:: Extract provided ::
'''

# pocket hole screws



## andythorntonjoinery (9 Jan 2019)

Just bought a krek K4 jig and was wondering if you have to use their specific screws? I will probably use theirs anyhow but was wondering if anyone knows of alternatives. I looked online for buying in bulk and only place I have found is amazon who do boxes of 3000 for about £80 shipped in from USA taking about a fortnight to deliver.
Any advice welcome!


----------



## Fergal (9 Jan 2019)

I have the UJK pocket hole jig from Axminster. I have tried using pan head wood screws instead of the proper ones, but it didn't work very well. The pocket screws from Axminster are not too expensive and do work well. They should also work on your Kreg jig, although it would be worth checking first.

https://www.axminster.co.uk/ujk-technol ... d-ax885008


----------



## nev (9 Jan 2019)

I'm sure we used to use Trend pocket hole screws (square drive) with the kreg Jigs in a previous life.
https://www.swanseatimber.co.uk/fixings ... 13828.html


----------



## Jamied (9 Jan 2019)

I have the older version kreg jig and have been using the axminster pocket screws for ages and they work fine.


----------



## Steve Maskery (9 Jan 2019)

Yes, both work well, it's just that you need a Robertson 2 bit for the Kreg, whilst the UJK ones use a PH2 (might be a PZ2, can't remember, something "normal", though).


----------



## Eric The Viking (9 Jan 2019)

The ones with the square socket are officially Robertson (headed) screws. It's a Canadian design and very good indeed. You can get them (as Kreg pocket hole screws) cheaply from Amazon, also the drivers with a standard hex shank to fit in a power drill or driver. Get the LONG version of the bits as shorter ones won't fit well inside cabinets (you can't get the electric tool's chuck into the corner at the right angle!).

There are (at least) two different thread forms that Kreg sell. The coarser one is intended for softwood and presumably anything with a more open grain, and the finer one for hardwoods. I have tried the finer thread in softwood and it doesn't grip as well, so now I carry both sorts. I don't think they are expensive considering how good they are. 

To answer your first question, in my opinion the flanged head makes a big difference, as it spreads the clamping force of the screw across a wider area (and don't forget this is basically pulling in end-grain).

I don't use my Kreg kit much but I'm really grateful to have it when I need it.

E.

PS: I think the coarser pitch is also intended for chipboard, but I think the pocket hole system joints (anybody's, not just Kreg's) are too weak for that.


----------



## Cordy (9 Jan 2019)

1.25 inch Kreg screws, cheap enough HERE


----------



## Steve Maskery (9 Jan 2019)

Eric The Viking":2x4tcid3 said:


> Get the LONG version of the bits as shorter ones won't fit well inside cabinets



+1
Or at least a medium-length one, as a normal bit-holder won't fit in the holes very well.


----------



## Distinterior (9 Jan 2019)

Steve Maskery":2b5spurf said:


> Yes, both work well, it's just that you need a Robertson 2 bit for the Kreg, whilst the UJK ones use a PH2 (might be a PZ2, can't remember, something "normal", though).



T20 Torx heads from UJK I think Steve.....

'''

:: Given problem 1 ::
From the listing below, list as a numbered list the lines between the line holding "status-cell: Covered [918, 305, 997, 331]" and the line holding "attempt-count-cell: 807 [381, 249, 490, 275]", inclusive, leaving out any blank lines.

:: Listed entries ::
'''

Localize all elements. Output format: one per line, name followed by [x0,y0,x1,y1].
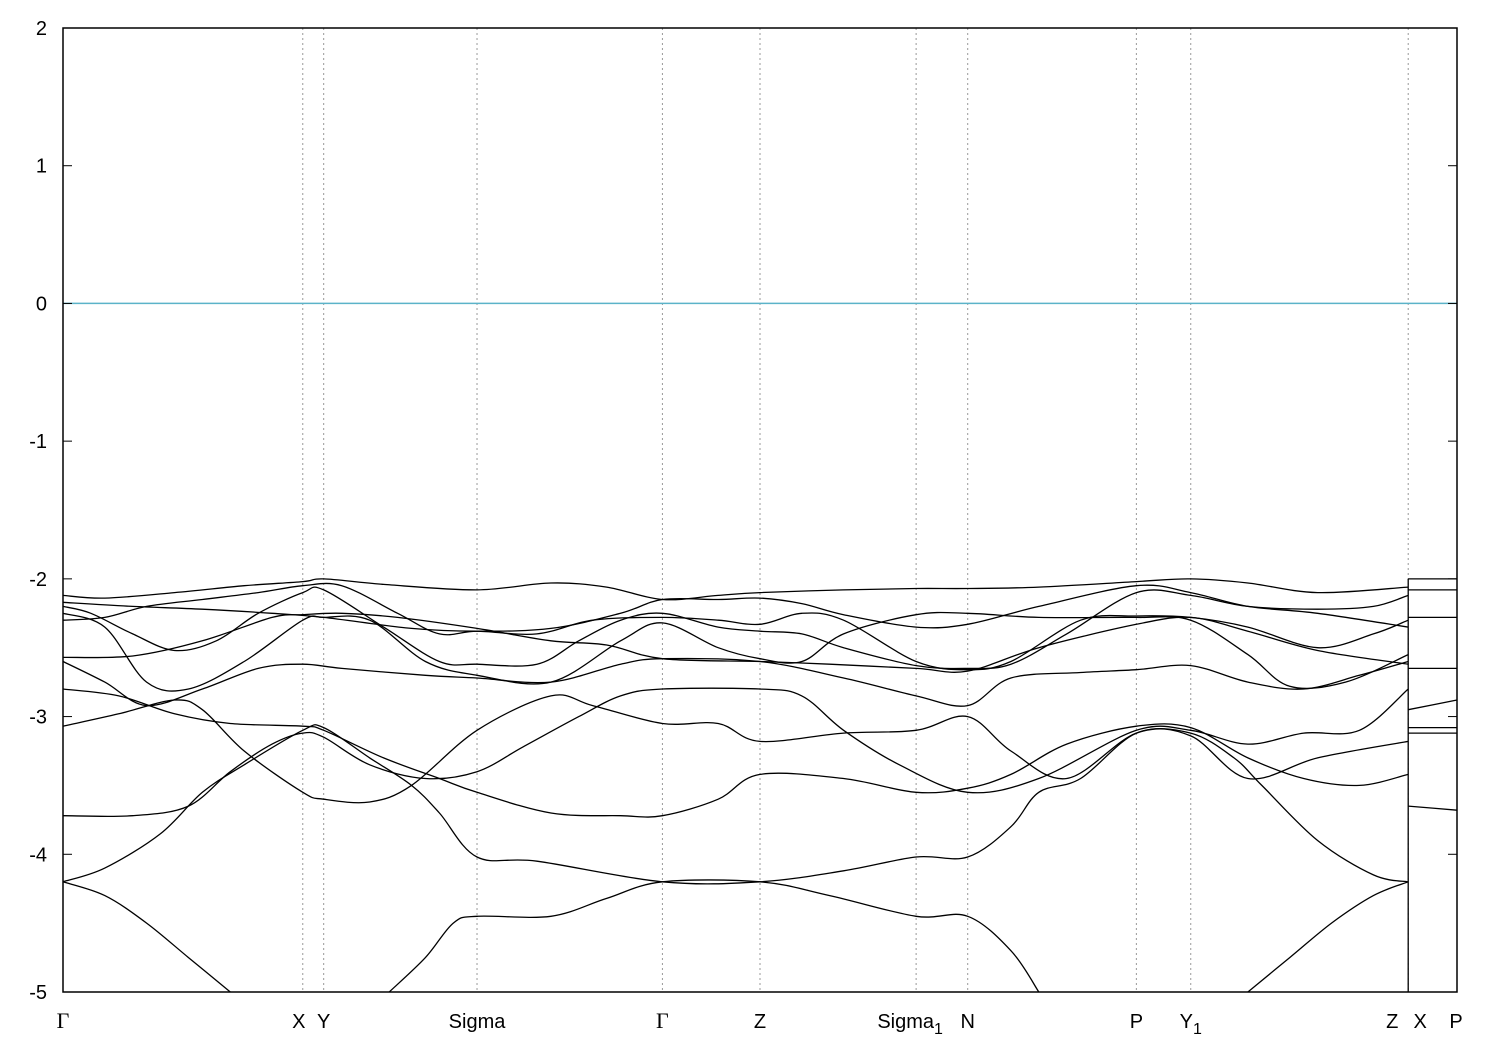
band-line [62,586,1409,670]
plot-frame [62,27,1458,993]
y-tick-label: -5 [29,982,47,1004]
band-line [62,578,1409,601]
x-tick-label: Y1 [1180,1011,1202,1038]
x-tick-label: N [960,1011,974,1033]
x-tick-label: Γ [656,1008,669,1033]
band-line [62,687,1409,818]
band-line [62,881,231,993]
band-line [1247,881,1409,993]
x-tick-label: P [1130,1011,1143,1033]
y-tick-label: -1 [29,431,47,453]
band-line [62,688,1409,818]
band-line [388,879,1040,993]
x-axis: Γ X Y Sigma Γ Z Sigma1 N P Y1 Z X P [57,1008,1463,1038]
x-tick-label: Z [754,1011,766,1033]
x-tick-label: Γ [57,1008,70,1033]
band-line [62,611,1409,692]
band-layer [62,578,1458,993]
x-tick-label: Y [317,1011,330,1033]
y-tick-label: 1 [36,156,47,178]
y-tick-label: 2 [36,18,47,40]
x-tick-label: Z [1386,1011,1398,1033]
x-tick-label: X [292,1011,305,1033]
grid-layer [302,28,1409,992]
y-tick-label: -2 [29,569,47,591]
x-tick-label: Sigma [449,1011,507,1033]
y-tick-label: 0 [36,293,47,315]
band-line [1408,699,1458,711]
y-tick-label: -4 [29,844,47,866]
y-axis: 2 1 0 -1 -2 -3 -4 -5 [29,18,1457,1004]
y-tick-label: -3 [29,707,47,729]
x-tick-label: X [1414,1011,1427,1033]
band-line [1408,805,1458,811]
band-line [62,612,1409,673]
band-line [62,657,1409,707]
x-tick-label: P [1449,1011,1462,1033]
x-tick-label: Sigma1 [877,1011,943,1038]
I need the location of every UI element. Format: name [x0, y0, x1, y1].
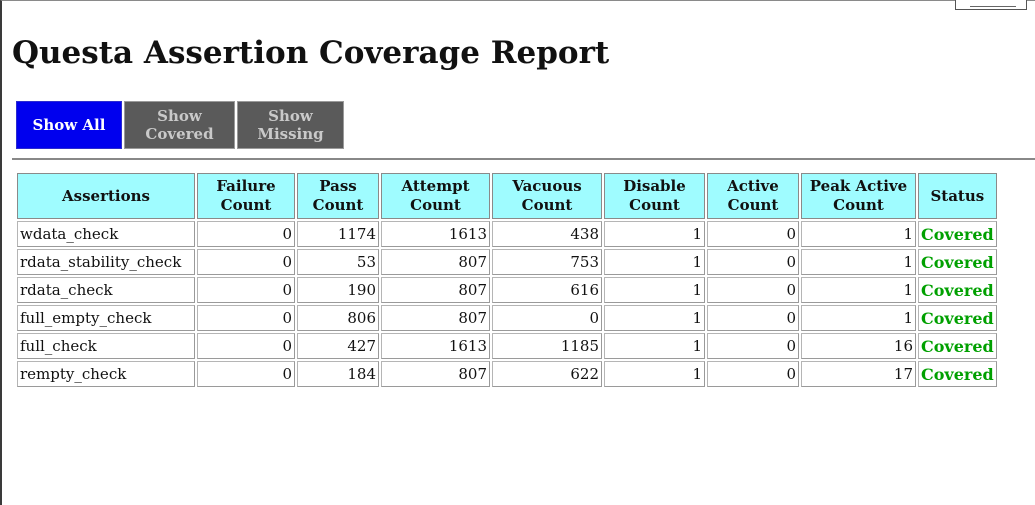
status-cell: Covered [918, 305, 997, 331]
vacuous-count-cell: 0 [492, 305, 602, 331]
assertion-name-cell: full_empty_check [17, 305, 195, 331]
show-missing-button[interactable]: Show Missing [237, 101, 344, 149]
column-header-disable-count: Disable Count [604, 173, 705, 219]
attempt-count-cell: 807 [381, 249, 490, 275]
active-count-cell: 0 [707, 361, 799, 387]
active-count-cell: 0 [707, 305, 799, 331]
disable-count-cell: 1 [604, 361, 705, 387]
table-row: rdata_stability_check 0 53 807 753 1 0 1 Covered [17, 249, 997, 275]
attempt-count-cell: 807 [381, 305, 490, 331]
table-row: rempty_check 0 184 807 622 1 0 17 Covered [17, 361, 997, 387]
status-cell: Covered [918, 249, 997, 275]
active-count-cell: 0 [707, 221, 799, 247]
failure-count-cell: 0 [197, 249, 295, 275]
pass-count-cell: 806 [297, 305, 379, 331]
failure-count-cell: 0 [197, 277, 295, 303]
failure-count-cell: 0 [197, 221, 295, 247]
disable-count-cell: 1 [604, 277, 705, 303]
assertion-name-cell: full_check [17, 333, 195, 359]
attempt-count-cell: 1613 [381, 221, 490, 247]
assertion-name-cell: rempty_check [17, 361, 195, 387]
status-cell: Covered [918, 333, 997, 359]
status-cell: Covered [918, 277, 997, 303]
peak-active-count-cell: 1 [801, 249, 916, 275]
filter-button-group: Show All Show Covered Show Missing [16, 101, 344, 149]
attempt-count-cell: 807 [381, 277, 490, 303]
assertion-name-cell: rdata_stability_check [17, 249, 195, 275]
peak-active-count-cell: 1 [801, 277, 916, 303]
disable-count-cell: 1 [604, 333, 705, 359]
pass-count-cell: 190 [297, 277, 379, 303]
table-header-row: Assertions Failure Count Pass Count Attempt… [17, 173, 997, 219]
horizontal-divider [12, 158, 1035, 160]
active-count-cell: 0 [707, 277, 799, 303]
attempt-count-cell: 807 [381, 361, 490, 387]
show-all-button[interactable]: Show All [16, 101, 122, 149]
failure-count-cell: 0 [197, 361, 295, 387]
vacuous-count-cell: 438 [492, 221, 602, 247]
assertion-coverage-table: Assertions Failure Count Pass Count Attempt… [15, 171, 999, 389]
status-cell: Covered [918, 221, 997, 247]
failure-count-cell: 0 [197, 333, 295, 359]
status-cell: Covered [918, 361, 997, 387]
failure-count-cell: 0 [197, 305, 295, 331]
table-row: full_check 0 427 1613 1185 1 0 16 Covered [17, 333, 997, 359]
show-covered-button[interactable]: Show Covered [124, 101, 235, 149]
vacuous-count-cell: 622 [492, 361, 602, 387]
disable-count-cell: 1 [604, 305, 705, 331]
column-header-assertions: Assertions [17, 173, 195, 219]
pass-count-cell: 184 [297, 361, 379, 387]
table-body: wdata_check 0 1174 1613 438 1 0 1 Covered rdata_s… [17, 221, 997, 387]
vacuous-count-cell: 1185 [492, 333, 602, 359]
disable-count-cell: 1 [604, 249, 705, 275]
peak-active-count-cell: 1 [801, 305, 916, 331]
assertion-name-cell: rdata_check [17, 277, 195, 303]
active-count-cell: 0 [707, 249, 799, 275]
table-row: wdata_check 0 1174 1613 438 1 0 1 Covered [17, 221, 997, 247]
column-header-peak-active-count: Peak Active Count [801, 173, 916, 219]
peak-active-count-cell: 17 [801, 361, 916, 387]
window-corner-widget [955, 0, 1027, 10]
column-header-failure-count: Failure Count [197, 173, 295, 219]
pass-count-cell: 1174 [297, 221, 379, 247]
disable-count-cell: 1 [604, 221, 705, 247]
active-count-cell: 0 [707, 333, 799, 359]
peak-active-count-cell: 1 [801, 221, 916, 247]
pass-count-cell: 427 [297, 333, 379, 359]
peak-active-count-cell: 16 [801, 333, 916, 359]
assertion-name-cell: wdata_check [17, 221, 195, 247]
table-row: full_empty_check 0 806 807 0 1 0 1 Covered [17, 305, 997, 331]
page-title: Questa Assertion Coverage Report [12, 35, 610, 71]
vacuous-count-cell: 616 [492, 277, 602, 303]
vacuous-count-cell: 753 [492, 249, 602, 275]
table-row: rdata_check 0 190 807 616 1 0 1 Covered [17, 277, 997, 303]
pass-count-cell: 53 [297, 249, 379, 275]
column-header-attempt-count: Attempt Count [381, 173, 490, 219]
column-header-vacuous-count: Vacuous Count [492, 173, 602, 219]
column-header-pass-count: Pass Count [297, 173, 379, 219]
column-header-status: Status [918, 173, 997, 219]
column-header-active-count: Active Count [707, 173, 799, 219]
attempt-count-cell: 1613 [381, 333, 490, 359]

'''

:: Given problem 2 ::
Print the passage of the pocket hole screws thread between "There are (at" and "when I need it.", inclusive, with its wording unchanged.

:: Reply 1 ::
1. status-cell: Covered [918, 305, 997, 331]
2. vacuous-count-cell: 0 [492, 305, 602, 331]
3. assertion-name-cell: full_empty_check [17, 305, 195, 331]
4. show-missing-button[interactable]: Show Missing [237, 101, 344, 149]
5. column-header-disable-count: Disable Count [604, 173, 705, 219]
6. attempt-count-cell: 807 [381, 249, 490, 275]

:: Reply 2 ::
There are (at least) two different thread forms that Kreg sell. The coarser one is intended for softwood and presumably anything with a more open grain, and the finer one for hardwoods. I have tried the finer thread in softwood and it doesn't grip as well, so now I carry both sorts. I don't think they are expensive considering how good they are. 

To answer your first question, in my opinion the flanged head makes a big difference, as it spreads the clamping force of the screw across a wider area (and don't forget this is basically pulling in end-grain).

I don't use my Kreg kit much but I'm really grateful to have it when I need it.